WRITTEN PROBLEM:
Return each line holding the string "weeks".

EXERCISE DATA:
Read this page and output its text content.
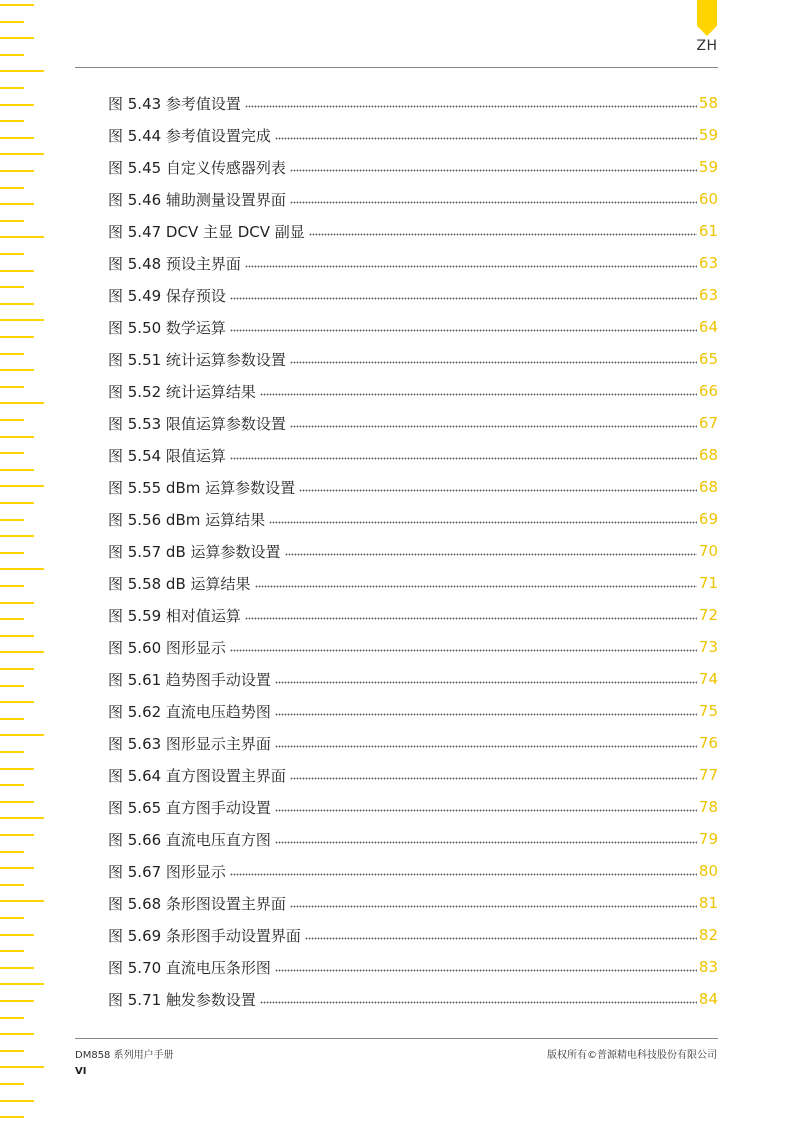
ZH
图 5.43 参考值设置	58
图 5.44 参考值设置完成	59
图 5.45 自定义传感器列表	59
图 5.46 辅助测量设置界面	60
图 5.47 DCV 主显 DCV 副显	61
图 5.48 预设主界面	63
图 5.49 保存预设	63
图 5.50 数学运算	64
图 5.51 统计运算参数设置	65
图 5.52 统计运算结果	66
图 5.53 限值运算参数设置	67
图 5.54 限值运算	68
图 5.55 dBm 运算参数设置	68
图 5.56 dBm 运算结果	69
图 5.57 dB 运算参数设置	70
图 5.58 dB 运算结果	71
图 5.59 相对值运算	72
图 5.60 图形显示	73
图 5.61 趋势图手动设置	74
图 5.62 直流电压趋势图	75
图 5.63 图形显示主界面	76
图 5.64 直方图设置主界面	77
图 5.65 直方图手动设置	78
图 5.66 直流电压直方图	79
图 5.67 图形显示	80
图 5.68 条形图设置主界面	81
图 5.69 条形图手动设置界面	82
图 5.70 直流电压条形图	83
图 5.71 触发参数设置	84
DM858 系列用户手册	版权所有©普源精电科技股份有限公司
VI
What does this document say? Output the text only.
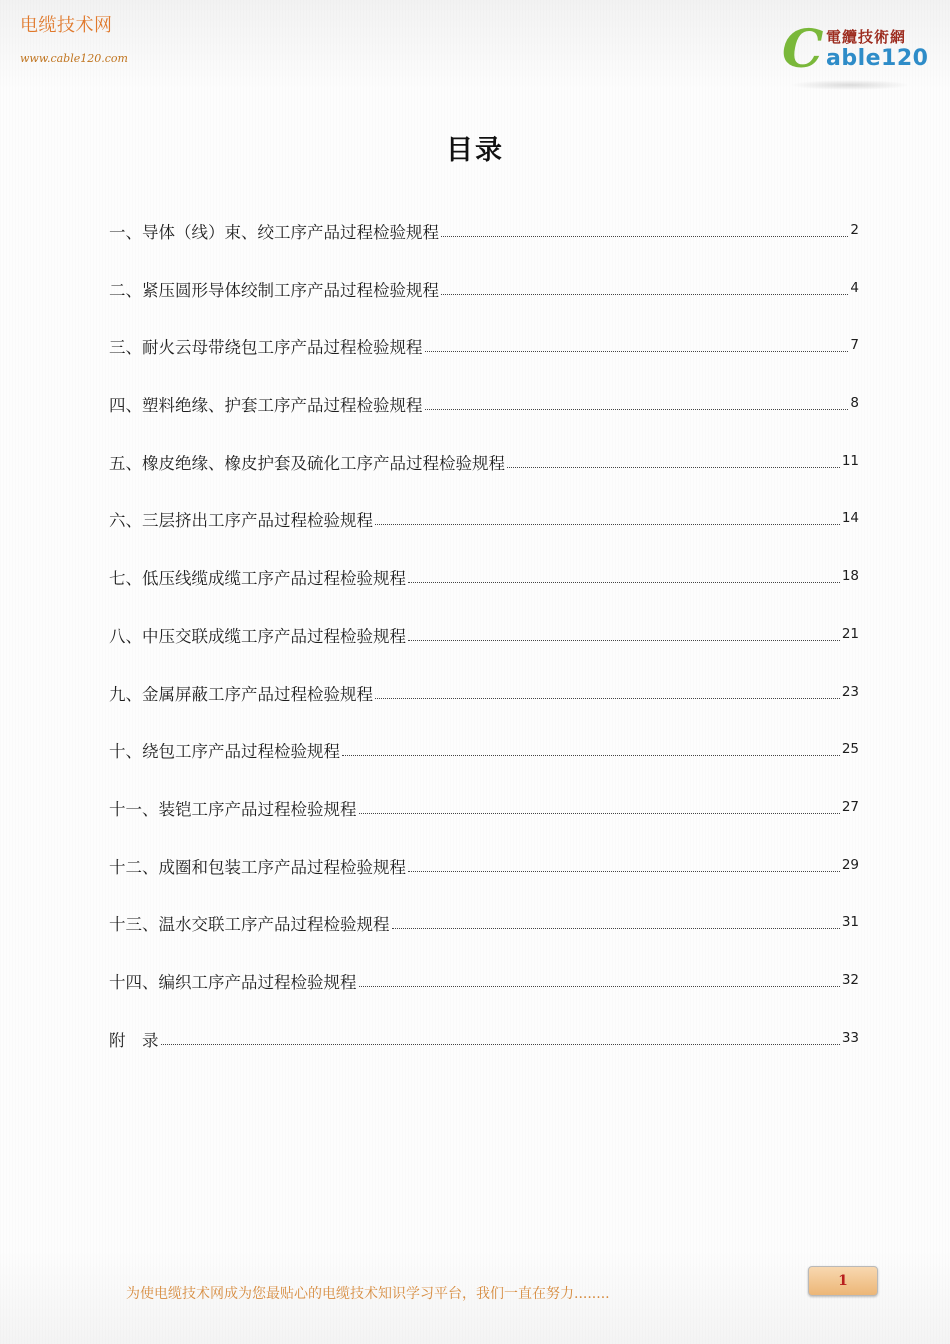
电缆技术网
www.cable120.com	C 電纜技術網
able120
目录
一、导体（线）束、绞工序产品过程检验规程	2
二、紧压圆形导体绞制工序产品过程检验规程	4
三、耐火云母带绕包工序产品过程检验规程	7
四、塑料绝缘、护套工序产品过程检验规程	8
五、橡皮绝缘、橡皮护套及硫化工序产品过程检验规程	11
六、三层挤出工序产品过程检验规程	14
七、低压线缆成缆工序产品过程检验规程	18
八、中压交联成缆工序产品过程检验规程	21
九、金属屏蔽工序产品过程检验规程	23
十、绕包工序产品过程检验规程	25
十一、装铠工序产品过程检验规程	27
十二、成圈和包装工序产品过程检验规程	29
十三、温水交联工序产品过程检验规程	31
十四、编织工序产品过程检验规程	32
附　录	33
为使电缆技术网成为您最贴心的电缆技术知识学习平台，我们一直在努力........
1
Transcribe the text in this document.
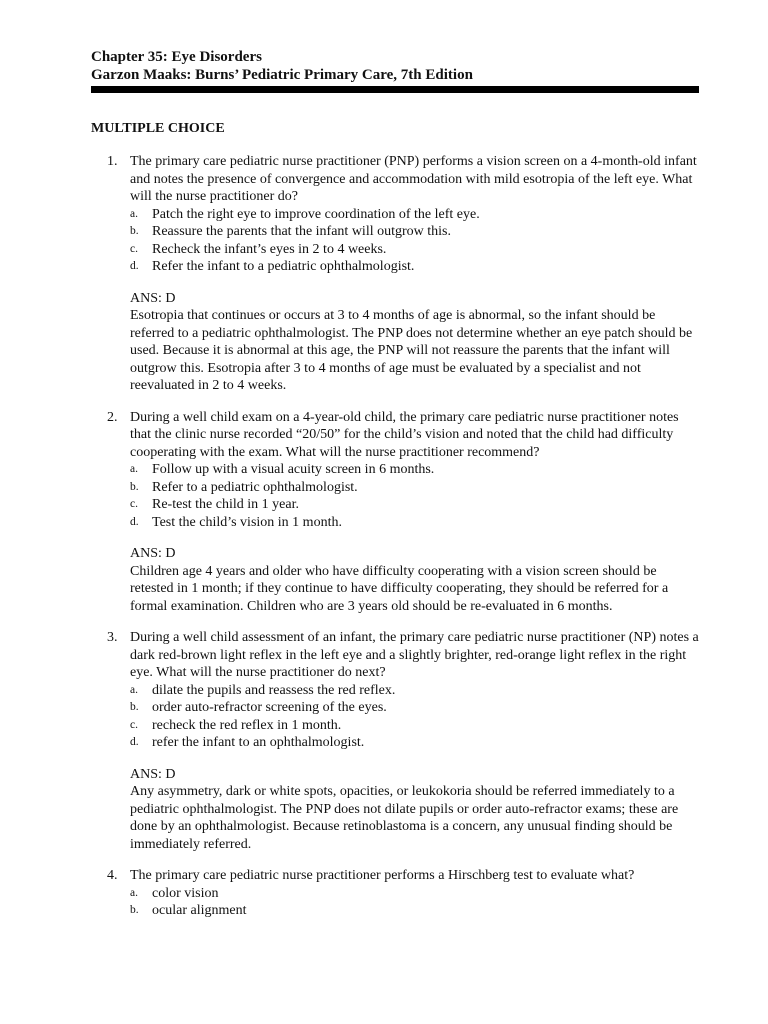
Chapter 35: Eye Disorders
Garzon Maaks: Burns’ Pediatric Primary Care, 7th Edition
MULTIPLE CHOICE
1. The primary care pediatric nurse practitioner (PNP) performs a vision screen on a 4-month-old infant and notes the presence of convergence and accommodation with mild esotropia of the left eye. What will the nurse practitioner do?
a. Patch the right eye to improve coordination of the left eye.
b. Reassure the parents that the infant will outgrow this.
c. Recheck the infant’s eyes in 2 to 4 weeks.
d. Refer the infant to a pediatric ophthalmologist.
ANS: D
Esotropia that continues or occurs at 3 to 4 months of age is abnormal, so the infant should be referred to a pediatric ophthalmologist. The PNP does not determine whether an eye patch should be used. Because it is abnormal at this age, the PNP will not reassure the parents that the infant will outgrow this. Esotropia after 3 to 4 months of age must be evaluated by a specialist and not reevaluated in 2 to 4 weeks.
2. During a well child exam on a 4-year-old child, the primary care pediatric nurse practitioner notes that the clinic nurse recorded “20/50” for the child’s vision and noted that the child had difficulty cooperating with the exam. What will the nurse practitioner recommend?
a. Follow up with a visual acuity screen in 6 months.
b. Refer to a pediatric ophthalmologist.
c. Re-test the child in 1 year.
d. Test the child’s vision in 1 month.
ANS: D
Children age 4 years and older who have difficulty cooperating with a vision screen should be retested in 1 month; if they continue to have difficulty cooperating, they should be referred for a formal examination. Children who are 3 years old should be re-evaluated in 6 months.
3. During a well child assessment of an infant, the primary care pediatric nurse practitioner (NP) notes a dark red-brown light reflex in the left eye and a slightly brighter, red-orange light reflex in the right eye. What will the nurse practitioner do next?
a. dilate the pupils and reassess the red reflex.
b. order auto-refractor screening of the eyes.
c. recheck the red reflex in 1 month.
d. refer the infant to an ophthalmologist.
ANS: D
Any asymmetry, dark or white spots, opacities, or leukokoria should be referred immediately to a pediatric ophthalmologist. The PNP does not dilate pupils or order auto-refractor exams; these are done by an ophthalmologist. Because retinoblastoma is a concern, any unusual finding should be immediately referred.
4. The primary care pediatric nurse practitioner performs a Hirschberg test to evaluate what?
a. color vision
b. ocular alignment
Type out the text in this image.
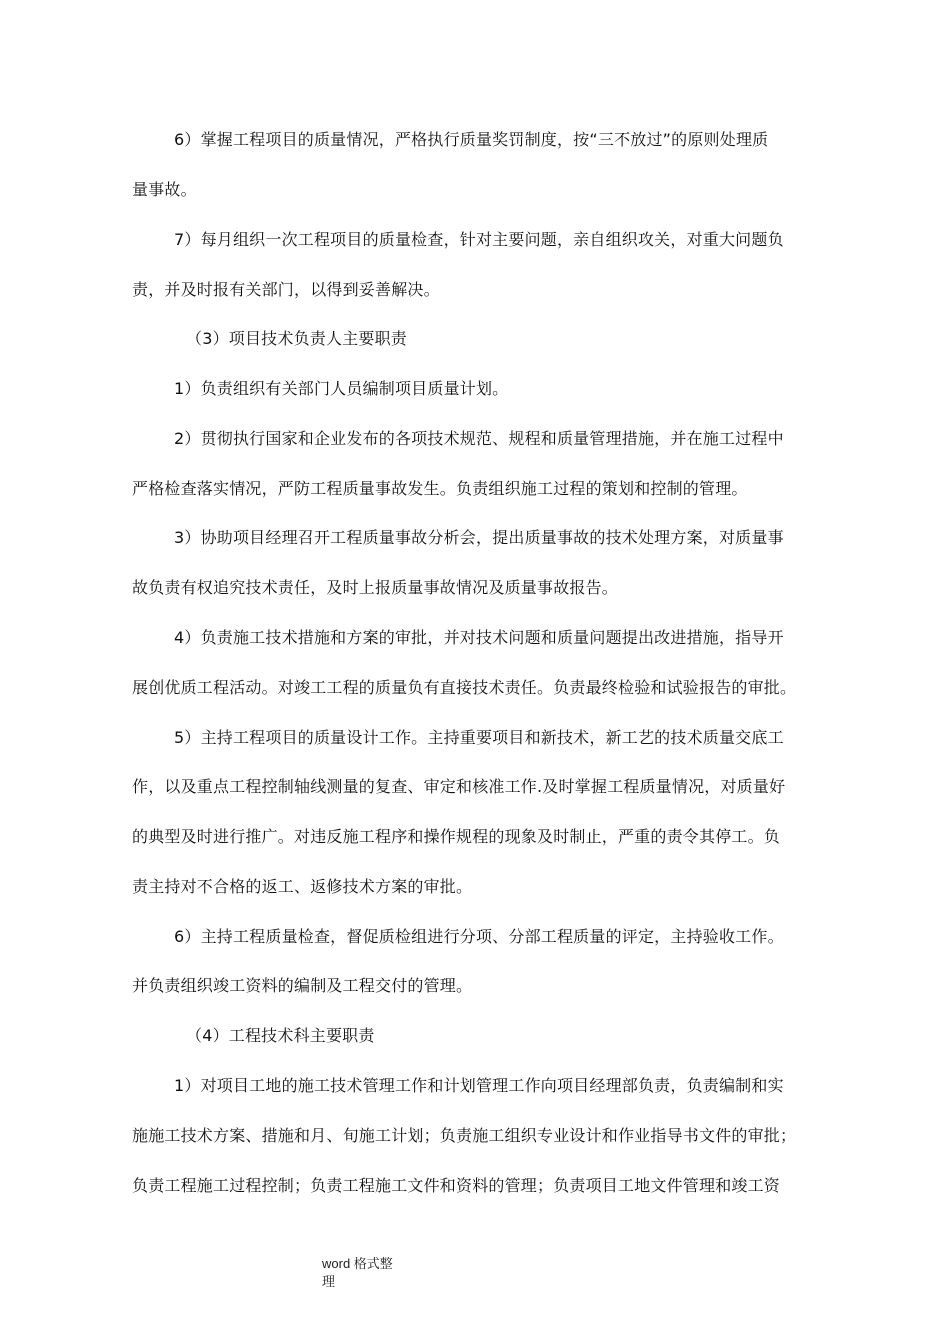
6）掌握工程项目的质量情况，严格执行质量奖罚制度，按“三不放过”的原则处理质
量事故。
7）每月组织一次工程项目的质量检查，针对主要问题，亲自组织攻关，对重大问题负
责，并及时报有关部门，以得到妥善解决。
（3）项目技术负责人主要职责
1）负责组织有关部门人员编制项目质量计划。
2）贯彻执行国家和企业发布的各项技术规范、规程和质量管理措施，并在施工过程中
严格检查落实情况，严防工程质量事故发生。负责组织施工过程的策划和控制的管理。
3）协助项目经理召开工程质量事故分析会，提出质量事故的技术处理方案，对质量事
故负责有权追究技术责任，及时上报质量事故情况及质量事故报告。
4）负责施工技术措施和方案的审批，并对技术问题和质量问题提出改进措施，指导开
展创优质工程活动。对竣工工程的质量负有直接技术责任。负责最终检验和试验报告的审批。
5）主持工程项目的质量设计工作。主持重要项目和新技术，新工艺的技术质量交底工
作，以及重点工程控制轴线测量的复查、审定和核准工作.及时掌握工程质量情况，对质量好
的典型及时进行推广。对违反施工程序和操作规程的现象及时制止，严重的责令其停工。负
责主持对不合格的返工、返修技术方案的审批。
6）主持工程质量检查，督促质检组进行分项、分部工程质量的评定，主持验收工作。
并负责组织竣工资料的编制及工程交付的管理。
（4）工程技术科主要职责
1）对项目工地的施工技术管理工作和计划管理工作向项目经理部负责，负责编制和实
施施工技术方案、措施和月、旬施工计划；负责施工组织专业设计和作业指导书文件的审批；
负责工程施工过程控制；负责工程施工文件和资料的管理；负责项目工地文件管理和竣工资
word 格式整
理
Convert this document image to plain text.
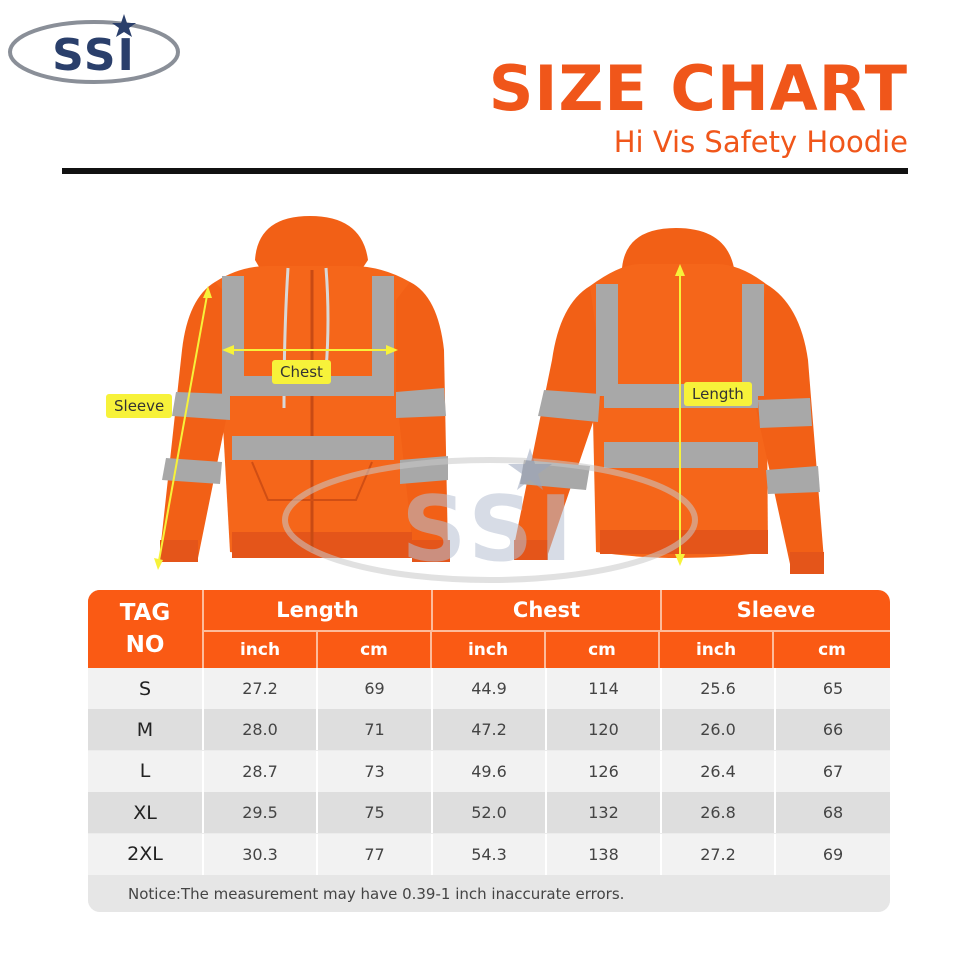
SSI	SIZE CHART
Hi Vis Safety Hoodie
Chest
Sleeve
Length
SSI
Length	Chest	Sleeve
inch	cm	inch	cm	inch	cm
TAG
NO
S	27.2	69	44.9	114	25.6	65
M	28.0	71	47.2	120	26.0	66
L	28.7	73	49.6	126	26.4	67
XL	29.5	75	52.0	132	26.8	68
2XL	30.3	77	54.3	138	27.2	69
Notice:The measurement may have 0.39-1 inch inaccurate errors.
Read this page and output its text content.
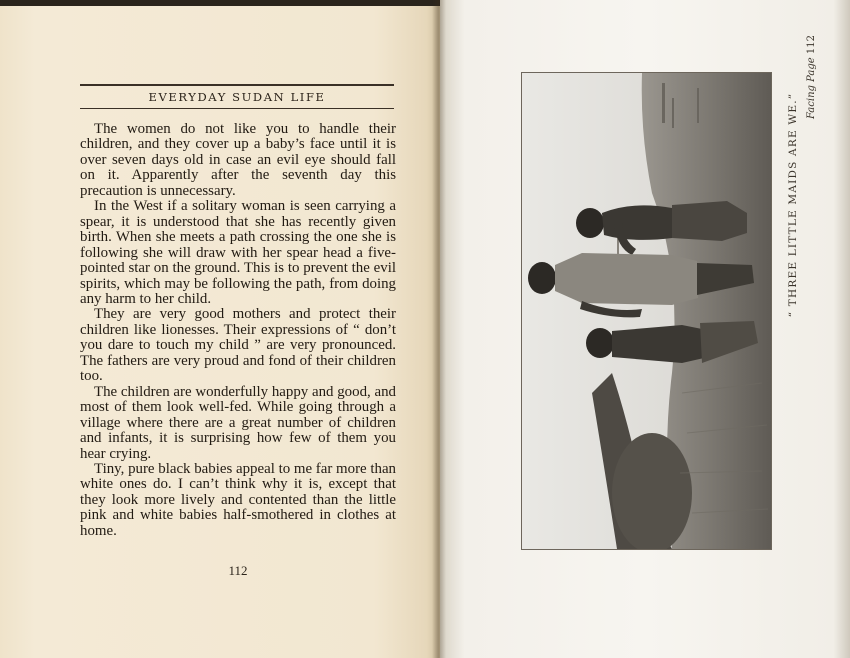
EVERYDAY SUDAN LIFE

The women do not like you to handle their children, and they cover up a baby’s face until it is over seven days old in case an evil eye should fall on it. Apparently after the seventh day this precaution is unnecessary.

In the West if a solitary woman is seen carrying a spear, it is understood that she has recently given birth. When she meets a path crossing the one she is following she will draw with her spear head a five-pointed star on the ground. This is to prevent the evil spirits, which may be following the path, from doing any harm to her child.

They are very good mothers and protect their children like lionesses. Their expressions of “ don’t you dare to touch my child ” are very pronounced. The fathers are very proud and fond of their children too.

The children are wonderfully happy and good, and most of them look well-fed. While going through a village where there are a great number of children and infants, it is surprising how few of them you hear crying.

Tiny, pure black babies appeal to me far more than white ones do. I can’t think why it is, except that they look more lively and contented than the little pink and white babies half-smothered in clothes at home.

112
“ THREE LITTLE MAIDS ARE WE.”
Facing Page 112
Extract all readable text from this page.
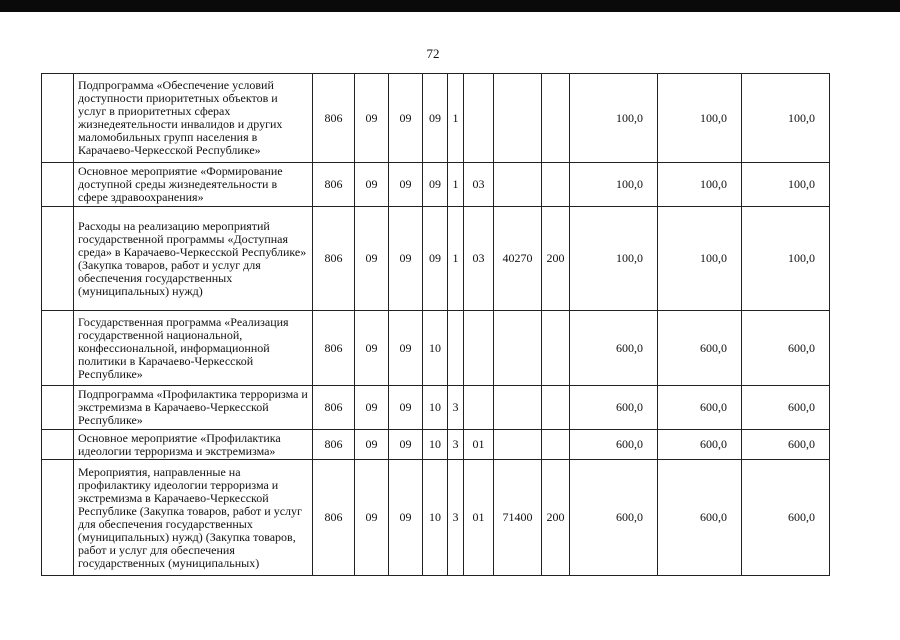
72
	Подпрограмма «Обеспечение условий доступности приоритетных объектов и услуг в приоритетных сферах жизнедеятельности инвалидов и других маломобильных групп населения в Карачаево-Черкесской Республике»	806	09	09	09	1				100,0	100,0	100,0
	Основное мероприятие «Формирование доступной среды жизнедеятельности в сфере здравоохранения»	806	09	09	09	1	03			100,0	100,0	100,0
	Расходы на реализацию мероприятий государственной программы «Доступная среда» в Карачаево-Черкесской Республике» (Закупка товаров, работ и услуг для обеспечения государственных (муниципальных) нужд)	806	09	09	09	1	03	40270	200	100,0	100,0	100,0
	Государственная программа «Реализация государственной национальной, конфессиональной, информационной политики в Карачаево-Черкесской Республике»	806	09	09	10					600,0	600,0	600,0
	Подпрограмма «Профилактика терроризма и экстремизма в Карачаево-Черкесской Республике»	806	09	09	10	3				600,0	600,0	600,0
	Основное мероприятие «Профилактика идеологии терроризма и экстремизма»	806	09	09	10	3	01			600,0	600,0	600,0
	Мероприятия, направленные на профилактику идеологии терроризма и экстремизма в Карачаево-Черкесской Республике (Закупка товаров, работ и услуг для обеспечения государственных (муниципальных) нужд) (Закупка товаров, работ и услуг для обеспечения государственных (муниципальных)	806	09	09	10	3	01	71400	200	600,0	600,0	600,0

OUTPUT FOR THIS EXERCISE:
c. Recheck the infant’s eyes in 2 to 4 weeks.
Esotropia that continues or occurs at 3 to 4 months of age is abnormal, so the infant should be referred to a pediatric ophthalmologist. The PNP does not determine whether an eye patch should be used. Because it is abnormal at this age, the PNP will not reassure the parents that the infant will outgrow this. Esotropia after 3 to 4 months of age must be evaluated by a specialist and not reevaluated in 2 to 4 weeks.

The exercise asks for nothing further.